***** Given entries

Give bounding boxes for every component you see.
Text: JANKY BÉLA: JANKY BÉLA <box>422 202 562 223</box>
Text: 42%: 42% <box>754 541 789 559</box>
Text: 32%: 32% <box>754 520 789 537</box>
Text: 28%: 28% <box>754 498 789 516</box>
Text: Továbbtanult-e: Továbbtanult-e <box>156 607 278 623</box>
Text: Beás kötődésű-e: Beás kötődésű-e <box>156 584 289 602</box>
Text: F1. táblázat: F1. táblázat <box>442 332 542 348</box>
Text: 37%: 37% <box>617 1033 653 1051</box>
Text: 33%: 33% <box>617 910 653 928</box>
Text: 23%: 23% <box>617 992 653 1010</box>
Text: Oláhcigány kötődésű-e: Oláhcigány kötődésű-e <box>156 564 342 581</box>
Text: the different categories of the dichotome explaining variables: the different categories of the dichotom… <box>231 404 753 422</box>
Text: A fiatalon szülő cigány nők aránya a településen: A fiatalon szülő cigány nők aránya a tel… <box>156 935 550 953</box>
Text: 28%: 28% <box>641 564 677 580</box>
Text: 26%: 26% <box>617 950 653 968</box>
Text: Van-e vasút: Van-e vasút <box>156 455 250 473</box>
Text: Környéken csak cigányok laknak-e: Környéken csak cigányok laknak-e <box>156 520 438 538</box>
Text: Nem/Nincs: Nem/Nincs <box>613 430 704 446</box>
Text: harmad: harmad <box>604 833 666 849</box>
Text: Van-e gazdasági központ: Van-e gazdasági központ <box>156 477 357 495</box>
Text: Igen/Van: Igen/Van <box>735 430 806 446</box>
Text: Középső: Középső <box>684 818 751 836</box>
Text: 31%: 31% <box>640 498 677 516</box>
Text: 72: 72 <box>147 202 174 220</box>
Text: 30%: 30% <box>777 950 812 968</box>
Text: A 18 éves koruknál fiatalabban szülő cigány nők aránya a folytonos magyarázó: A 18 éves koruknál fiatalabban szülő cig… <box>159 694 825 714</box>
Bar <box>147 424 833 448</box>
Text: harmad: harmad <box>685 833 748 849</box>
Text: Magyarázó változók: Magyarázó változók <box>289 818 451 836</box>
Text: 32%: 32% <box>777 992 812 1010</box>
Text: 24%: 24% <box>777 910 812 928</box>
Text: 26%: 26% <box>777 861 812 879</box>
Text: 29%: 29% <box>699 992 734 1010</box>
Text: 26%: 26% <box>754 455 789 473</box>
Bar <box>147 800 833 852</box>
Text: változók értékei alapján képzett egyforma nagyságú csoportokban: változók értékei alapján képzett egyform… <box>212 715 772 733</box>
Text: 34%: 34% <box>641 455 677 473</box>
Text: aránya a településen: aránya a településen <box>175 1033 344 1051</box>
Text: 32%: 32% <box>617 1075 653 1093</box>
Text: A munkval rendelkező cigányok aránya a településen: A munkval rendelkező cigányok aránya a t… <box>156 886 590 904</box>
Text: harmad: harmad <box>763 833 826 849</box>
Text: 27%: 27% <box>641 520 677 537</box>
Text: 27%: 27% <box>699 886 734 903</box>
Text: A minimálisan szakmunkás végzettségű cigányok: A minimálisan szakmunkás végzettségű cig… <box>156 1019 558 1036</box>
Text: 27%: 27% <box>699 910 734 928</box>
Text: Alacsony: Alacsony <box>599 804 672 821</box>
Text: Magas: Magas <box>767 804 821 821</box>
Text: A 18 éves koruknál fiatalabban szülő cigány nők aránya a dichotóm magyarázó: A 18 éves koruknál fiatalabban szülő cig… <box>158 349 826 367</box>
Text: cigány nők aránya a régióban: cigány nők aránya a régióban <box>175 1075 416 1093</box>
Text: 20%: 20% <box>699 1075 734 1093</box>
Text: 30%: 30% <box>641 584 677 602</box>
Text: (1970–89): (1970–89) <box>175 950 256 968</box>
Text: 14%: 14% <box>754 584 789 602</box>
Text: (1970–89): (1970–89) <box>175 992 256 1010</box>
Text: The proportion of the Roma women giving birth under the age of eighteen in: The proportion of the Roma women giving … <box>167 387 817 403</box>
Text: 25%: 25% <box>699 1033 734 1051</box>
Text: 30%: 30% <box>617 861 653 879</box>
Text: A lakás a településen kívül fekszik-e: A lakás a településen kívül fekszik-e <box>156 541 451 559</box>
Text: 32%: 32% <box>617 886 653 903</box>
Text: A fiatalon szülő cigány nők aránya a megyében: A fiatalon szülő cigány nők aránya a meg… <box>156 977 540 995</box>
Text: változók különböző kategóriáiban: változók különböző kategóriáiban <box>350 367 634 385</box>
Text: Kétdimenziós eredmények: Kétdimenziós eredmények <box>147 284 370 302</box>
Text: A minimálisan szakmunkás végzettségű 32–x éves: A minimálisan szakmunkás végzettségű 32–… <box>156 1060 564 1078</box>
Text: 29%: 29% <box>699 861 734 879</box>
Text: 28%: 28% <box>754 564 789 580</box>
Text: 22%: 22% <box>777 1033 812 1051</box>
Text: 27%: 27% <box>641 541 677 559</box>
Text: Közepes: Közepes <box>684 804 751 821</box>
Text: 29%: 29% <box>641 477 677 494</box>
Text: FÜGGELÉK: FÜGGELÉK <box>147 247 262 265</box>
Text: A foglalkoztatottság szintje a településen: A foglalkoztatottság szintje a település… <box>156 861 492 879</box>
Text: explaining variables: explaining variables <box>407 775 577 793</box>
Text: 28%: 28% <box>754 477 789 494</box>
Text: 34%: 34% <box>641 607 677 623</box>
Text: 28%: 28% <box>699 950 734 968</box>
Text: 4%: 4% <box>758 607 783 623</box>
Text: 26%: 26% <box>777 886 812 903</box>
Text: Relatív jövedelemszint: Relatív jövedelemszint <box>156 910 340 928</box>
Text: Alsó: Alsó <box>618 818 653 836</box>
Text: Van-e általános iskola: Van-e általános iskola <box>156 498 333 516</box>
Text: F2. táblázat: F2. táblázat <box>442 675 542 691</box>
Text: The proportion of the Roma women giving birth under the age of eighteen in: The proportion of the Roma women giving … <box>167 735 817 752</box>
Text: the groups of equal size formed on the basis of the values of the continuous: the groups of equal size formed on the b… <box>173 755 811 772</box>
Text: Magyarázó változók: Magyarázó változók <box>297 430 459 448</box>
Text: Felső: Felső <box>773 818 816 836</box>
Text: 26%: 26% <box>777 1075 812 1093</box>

**********

What is being asked »
Turn all the lines of the records above into a numbered list, leaving out any blank lines.

Solution to the problem »
1. Give bounding boxes for every component you see.
2. Text: JANKY BÉLA: JANKY BÉLA <box>422 202 562 223</box>
3. Text: 42%: 42% <box>754 541 789 559</box>
4. Text: 32%: 32% <box>754 520 789 537</box>
5. Text: 28%: 28% <box>754 498 789 516</box>
6. Text: Továbbtanult-e: Továbbtanult-e <box>156 607 278 623</box>
7. Text: Beás kötődésű-e: Beás kötődésű-e <box>156 584 289 602</box>
8. Text: F1. táblázat: F1. táblázat <box>442 332 542 348</box>
9. Text: 37%: 37% <box>617 1033 653 1051</box>
10. Text: 33%: 33% <box>617 910 653 928</box>
11. Text: 23%: 23% <box>617 992 653 1010</box>
12. Text: Oláhcigány kötődésű-e: Oláhcigány kötődésű-e <box>156 564 342 581</box>
13. Text: the different categories of the dichotome explaining variables: the different categories of the dichotom… <box>231 404 753 422</box>
14. Text: A fiatalon szülő cigány nők aránya a településen: A fiatalon szülő cigány nők aránya a tel… <box>156 935 550 953</box>
15. Text: 28%: 28% <box>641 564 677 580</box>
16. Text: 26%: 26% <box>617 950 653 968</box>
17. Text: Van-e vasút: Van-e vasút <box>156 455 250 473</box>
18. Text: Környéken csak cigányok laknak-e: Környéken csak cigányok laknak-e <box>156 520 438 538</box>
19. Text: Nem/Nincs: Nem/Nincs <box>613 430 704 446</box>
20. Text: harmad: harmad <box>604 833 666 849</box>
21. Text: Van-e gazdasági központ: Van-e gazdasági központ <box>156 477 357 495</box>
22. Text: Igen/Van: Igen/Van <box>735 430 806 446</box>
23. Text: Középső: Középső <box>684 818 751 836</box>
24. Text: 31%: 31% <box>640 498 677 516</box>
25. Text: 72: 72 <box>147 202 174 220</box>
26. Text: 30%: 30% <box>777 950 812 968</box>
27. Text: A 18 éves koruknál fiatalabban szülő cigány nők aránya a folytonos magyarázó: A 18 éves koruknál fiatalabban szülő cig… <box>159 694 825 714</box>
28. Bar <box>147 424 833 448</box>
29. Text: harmad: harmad <box>685 833 748 849</box>
30. Text: Magyarázó változók: Magyarázó változók <box>289 818 451 836</box>
31. Text: 32%: 32% <box>777 992 812 1010</box>
32. Text: 24%: 24% <box>777 910 812 928</box>
33. Text: 26%: 26% <box>777 861 812 879</box>
34. Text: 29%: 29% <box>699 992 734 1010</box>
35. Text: 26%: 26% <box>754 455 789 473</box>
36. Bar <box>147 800 833 852</box>
37. Text: változók értékei alapján képzett egyforma nagyságú csoportokban: változók értékei alapján képzett egyform… <box>212 715 772 733</box>
38. Text: 34%: 34% <box>641 455 677 473</box>
39. Text: aránya a településen: aránya a településen <box>175 1033 344 1051</box>
40. Text: 32%: 32% <box>617 1075 653 1093</box>
41. Text: A munkval rendelkező cigányok aránya a településen: A munkval rendelkező cigányok aránya a t… <box>156 886 590 904</box>
42. Text: harmad: harmad <box>763 833 826 849</box>
43. Text: 27%: 27% <box>641 520 677 537</box>
44. Text: 27%: 27% <box>699 886 734 903</box>
45. Text: A minimálisan szakmunkás végzettségű cigányok: A minimálisan szakmunkás végzettségű cig… <box>156 1019 558 1036</box>
46. Text: 27%: 27% <box>699 910 734 928</box>
47. Text: Alacsony: Alacsony <box>599 804 672 821</box>
48. Text: Magas: Magas <box>767 804 821 821</box>
49. Text: A 18 éves koruknál fiatalabban szülő cigány nők aránya a dichotóm magyarázó: A 18 éves koruknál fiatalabban szülő cig… <box>158 349 826 367</box>
50. Text: cigány nők aránya a régióban: cigány nők aránya a régióban <box>175 1075 416 1093</box>
51. Text: 20%: 20% <box>699 1075 734 1093</box>
52. Text: 30%: 30% <box>641 584 677 602</box>
53. Text: (1970–89): (1970–89) <box>175 950 256 968</box>
54. Text: 14%: 14% <box>754 584 789 602</box>
55. Text: (1970–89): (1970–89) <box>175 992 256 1010</box>
56. Text: The proportion of the Roma women giving birth under the age of eighteen in: The proportion of the Roma women giving … <box>167 387 817 403</box>
57. Text: 25%: 25% <box>699 1033 734 1051</box>
58. Text: 30%: 30% <box>617 861 653 879</box>
59. Text: A lakás a településen kívül fekszik-e: A lakás a településen kívül fekszik-e <box>156 541 451 559</box>
60. Text: 32%: 32% <box>617 886 653 903</box>
61. Text: A fiatalon szülő cigány nők aránya a megyében: A fiatalon szülő cigány nők aránya a meg… <box>156 977 540 995</box>
62. Text: változók különböző kategóriáiban: változók különböző kategóriáiban <box>350 367 634 385</box>
63. Text: Kétdimenziós eredmények: Kétdimenziós eredmények <box>147 284 370 302</box>
64. Text: A minimálisan szakmunkás végzettségű 32–x éves: A minimálisan szakmunkás végzettségű 32–… <box>156 1060 564 1078</box>
65. Text: 29%: 29% <box>699 861 734 879</box>
66. Text: 28%: 28% <box>754 564 789 580</box>
67. Text: 22%: 22% <box>777 1033 812 1051</box>
68. Text: 27%: 27% <box>641 541 677 559</box>
69. Text: Közepes: Közepes <box>684 804 751 821</box>
70. Text: 29%: 29% <box>641 477 677 494</box>
71. Text: FÜGGELÉK: FÜGGELÉK <box>147 247 262 265</box>
72. Text: A foglalkoztatottság szintje a településen: A foglalkoztatottság szintje a település… <box>156 861 492 879</box>
73. Text: explaining variables: explaining variables <box>407 775 577 793</box>
74. Text: 28%: 28% <box>754 477 789 494</box>
75. Text: 34%: 34% <box>641 607 677 623</box>
76. Text: 28%: 28% <box>699 950 734 968</box>
77. Text: 4%: 4% <box>758 607 783 623</box>
78. Text: 26%: 26% <box>777 886 812 903</box>
79. Text: Relatív jövedelemszint: Relatív jövedelemszint <box>156 910 340 928</box>
80. Text: Alsó: Alsó <box>618 818 653 836</box>
81. Text: Van-e általános iskola: Van-e általános iskola <box>156 498 333 516</box>
82. Text: F2. táblázat: F2. táblázat <box>442 675 542 691</box>
83. Text: The proportion of the Roma women giving birth under the age of eighteen in: The proportion of the Roma women giving … <box>167 735 817 752</box>
84. Text: the groups of equal size formed on the basis of the values of the continuous: the groups of equal size formed on the b… <box>173 755 811 772</box>
85. Text: Magyarázó változók: Magyarázó változók <box>297 430 459 448</box>
86. Text: Felső: Felső <box>773 818 816 836</box>
87. Text: 26%: 26% <box>777 1075 812 1093</box>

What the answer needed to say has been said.